(Dataset listings of figures)
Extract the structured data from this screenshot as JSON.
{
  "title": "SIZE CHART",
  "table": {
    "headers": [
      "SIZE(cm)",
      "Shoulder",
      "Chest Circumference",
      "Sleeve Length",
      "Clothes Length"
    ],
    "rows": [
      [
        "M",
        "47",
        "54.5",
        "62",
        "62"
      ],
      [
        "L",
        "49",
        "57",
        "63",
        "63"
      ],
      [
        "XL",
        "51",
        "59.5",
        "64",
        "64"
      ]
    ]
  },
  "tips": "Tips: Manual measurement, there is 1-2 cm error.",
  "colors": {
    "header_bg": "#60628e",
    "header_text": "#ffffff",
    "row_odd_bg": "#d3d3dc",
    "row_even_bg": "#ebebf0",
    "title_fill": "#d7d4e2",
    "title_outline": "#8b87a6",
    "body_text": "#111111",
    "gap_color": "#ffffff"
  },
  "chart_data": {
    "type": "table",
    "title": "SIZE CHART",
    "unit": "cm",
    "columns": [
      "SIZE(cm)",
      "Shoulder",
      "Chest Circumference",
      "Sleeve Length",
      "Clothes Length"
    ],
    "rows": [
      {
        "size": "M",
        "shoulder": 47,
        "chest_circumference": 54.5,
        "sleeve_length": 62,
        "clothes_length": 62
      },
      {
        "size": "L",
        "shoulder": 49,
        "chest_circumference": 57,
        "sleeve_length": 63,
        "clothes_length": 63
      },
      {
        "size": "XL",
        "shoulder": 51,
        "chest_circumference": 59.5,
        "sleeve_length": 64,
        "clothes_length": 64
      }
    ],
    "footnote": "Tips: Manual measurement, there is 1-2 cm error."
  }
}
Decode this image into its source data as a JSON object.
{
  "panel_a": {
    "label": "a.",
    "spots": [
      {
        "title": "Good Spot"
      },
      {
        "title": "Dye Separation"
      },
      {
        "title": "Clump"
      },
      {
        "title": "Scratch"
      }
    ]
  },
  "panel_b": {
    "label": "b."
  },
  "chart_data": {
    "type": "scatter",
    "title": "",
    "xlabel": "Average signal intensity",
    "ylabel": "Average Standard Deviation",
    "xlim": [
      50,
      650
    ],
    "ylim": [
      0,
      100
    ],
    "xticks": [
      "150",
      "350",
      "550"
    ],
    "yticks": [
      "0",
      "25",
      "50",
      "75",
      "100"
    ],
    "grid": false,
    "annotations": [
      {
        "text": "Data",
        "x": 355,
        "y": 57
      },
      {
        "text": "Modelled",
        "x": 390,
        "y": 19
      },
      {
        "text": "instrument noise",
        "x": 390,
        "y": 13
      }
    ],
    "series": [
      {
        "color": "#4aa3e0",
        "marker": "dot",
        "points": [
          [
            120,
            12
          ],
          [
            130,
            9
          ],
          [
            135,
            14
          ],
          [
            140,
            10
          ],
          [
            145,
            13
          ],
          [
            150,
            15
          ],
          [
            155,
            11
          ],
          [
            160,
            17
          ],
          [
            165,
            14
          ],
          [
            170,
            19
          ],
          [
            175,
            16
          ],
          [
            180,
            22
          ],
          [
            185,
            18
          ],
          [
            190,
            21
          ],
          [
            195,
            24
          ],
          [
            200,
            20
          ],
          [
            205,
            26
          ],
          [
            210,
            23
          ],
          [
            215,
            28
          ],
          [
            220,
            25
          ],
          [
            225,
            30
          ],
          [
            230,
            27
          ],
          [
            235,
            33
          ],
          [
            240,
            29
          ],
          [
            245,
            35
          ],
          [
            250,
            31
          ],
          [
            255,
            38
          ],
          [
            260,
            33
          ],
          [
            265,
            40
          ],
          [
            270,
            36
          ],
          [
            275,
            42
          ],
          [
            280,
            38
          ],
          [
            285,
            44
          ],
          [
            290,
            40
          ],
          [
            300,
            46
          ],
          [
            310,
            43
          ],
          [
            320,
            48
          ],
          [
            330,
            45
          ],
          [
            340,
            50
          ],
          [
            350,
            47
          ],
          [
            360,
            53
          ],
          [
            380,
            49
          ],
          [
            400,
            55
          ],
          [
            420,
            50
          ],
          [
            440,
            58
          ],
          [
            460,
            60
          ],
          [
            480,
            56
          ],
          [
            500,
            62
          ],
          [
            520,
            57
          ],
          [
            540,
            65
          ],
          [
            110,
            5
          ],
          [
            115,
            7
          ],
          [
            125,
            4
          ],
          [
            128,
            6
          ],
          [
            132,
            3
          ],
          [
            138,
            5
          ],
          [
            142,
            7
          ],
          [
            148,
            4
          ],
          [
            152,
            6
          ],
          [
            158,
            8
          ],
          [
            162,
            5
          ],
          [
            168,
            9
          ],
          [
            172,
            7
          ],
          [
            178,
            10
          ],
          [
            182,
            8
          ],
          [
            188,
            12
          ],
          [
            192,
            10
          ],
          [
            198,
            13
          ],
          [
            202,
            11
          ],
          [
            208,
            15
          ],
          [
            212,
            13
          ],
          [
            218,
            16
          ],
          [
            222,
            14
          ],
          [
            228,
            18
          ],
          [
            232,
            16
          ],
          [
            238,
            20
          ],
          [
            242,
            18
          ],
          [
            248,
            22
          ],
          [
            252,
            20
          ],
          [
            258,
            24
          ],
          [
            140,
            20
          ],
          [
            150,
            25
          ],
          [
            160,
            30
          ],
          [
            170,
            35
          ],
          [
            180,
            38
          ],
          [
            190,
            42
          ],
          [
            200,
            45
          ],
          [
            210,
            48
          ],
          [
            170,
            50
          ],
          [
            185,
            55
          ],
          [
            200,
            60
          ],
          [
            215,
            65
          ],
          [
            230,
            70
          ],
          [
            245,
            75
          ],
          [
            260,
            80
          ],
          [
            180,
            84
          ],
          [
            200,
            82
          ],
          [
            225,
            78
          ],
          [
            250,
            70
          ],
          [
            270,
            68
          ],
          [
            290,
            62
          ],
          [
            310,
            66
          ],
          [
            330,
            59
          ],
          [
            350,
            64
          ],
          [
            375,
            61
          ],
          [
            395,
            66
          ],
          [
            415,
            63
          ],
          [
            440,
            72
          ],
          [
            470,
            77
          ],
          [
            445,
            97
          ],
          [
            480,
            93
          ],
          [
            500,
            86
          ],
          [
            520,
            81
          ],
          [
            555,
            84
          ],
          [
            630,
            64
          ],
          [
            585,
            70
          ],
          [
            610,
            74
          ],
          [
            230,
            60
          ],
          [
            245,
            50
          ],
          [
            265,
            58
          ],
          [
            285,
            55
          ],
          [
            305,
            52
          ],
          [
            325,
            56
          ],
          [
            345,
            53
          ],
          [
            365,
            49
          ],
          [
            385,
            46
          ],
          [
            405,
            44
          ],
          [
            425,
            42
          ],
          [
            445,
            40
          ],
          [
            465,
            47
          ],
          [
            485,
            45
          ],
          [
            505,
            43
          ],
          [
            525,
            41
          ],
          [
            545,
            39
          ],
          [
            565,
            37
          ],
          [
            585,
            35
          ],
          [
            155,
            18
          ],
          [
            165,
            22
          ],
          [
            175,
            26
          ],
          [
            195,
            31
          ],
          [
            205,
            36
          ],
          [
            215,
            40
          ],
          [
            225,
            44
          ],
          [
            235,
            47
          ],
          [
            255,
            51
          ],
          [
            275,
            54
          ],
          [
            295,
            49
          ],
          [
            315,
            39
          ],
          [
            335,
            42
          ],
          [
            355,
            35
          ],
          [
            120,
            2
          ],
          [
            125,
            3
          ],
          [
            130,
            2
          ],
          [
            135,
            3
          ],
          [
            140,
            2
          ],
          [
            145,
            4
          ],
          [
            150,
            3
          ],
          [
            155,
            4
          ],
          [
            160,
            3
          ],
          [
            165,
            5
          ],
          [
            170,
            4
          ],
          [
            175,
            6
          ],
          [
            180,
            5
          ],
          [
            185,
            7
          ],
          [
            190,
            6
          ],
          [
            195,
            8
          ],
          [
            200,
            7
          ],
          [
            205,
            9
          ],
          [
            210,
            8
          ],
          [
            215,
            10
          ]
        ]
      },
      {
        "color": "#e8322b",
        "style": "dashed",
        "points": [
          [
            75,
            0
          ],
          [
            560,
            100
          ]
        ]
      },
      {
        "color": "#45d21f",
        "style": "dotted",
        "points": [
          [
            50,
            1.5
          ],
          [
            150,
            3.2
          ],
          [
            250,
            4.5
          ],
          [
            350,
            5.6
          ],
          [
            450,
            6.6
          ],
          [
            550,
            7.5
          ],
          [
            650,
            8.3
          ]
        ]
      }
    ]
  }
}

→ **GOAL**
Extract all lines of the records above that include "Manual".

→ **EXERCISE OUTPUT**
  "tips": "Tips: Manual measurement, there is 1-2 cm error.",
    "footnote": "Tips: Manual measurement, there is 1-2 cm error."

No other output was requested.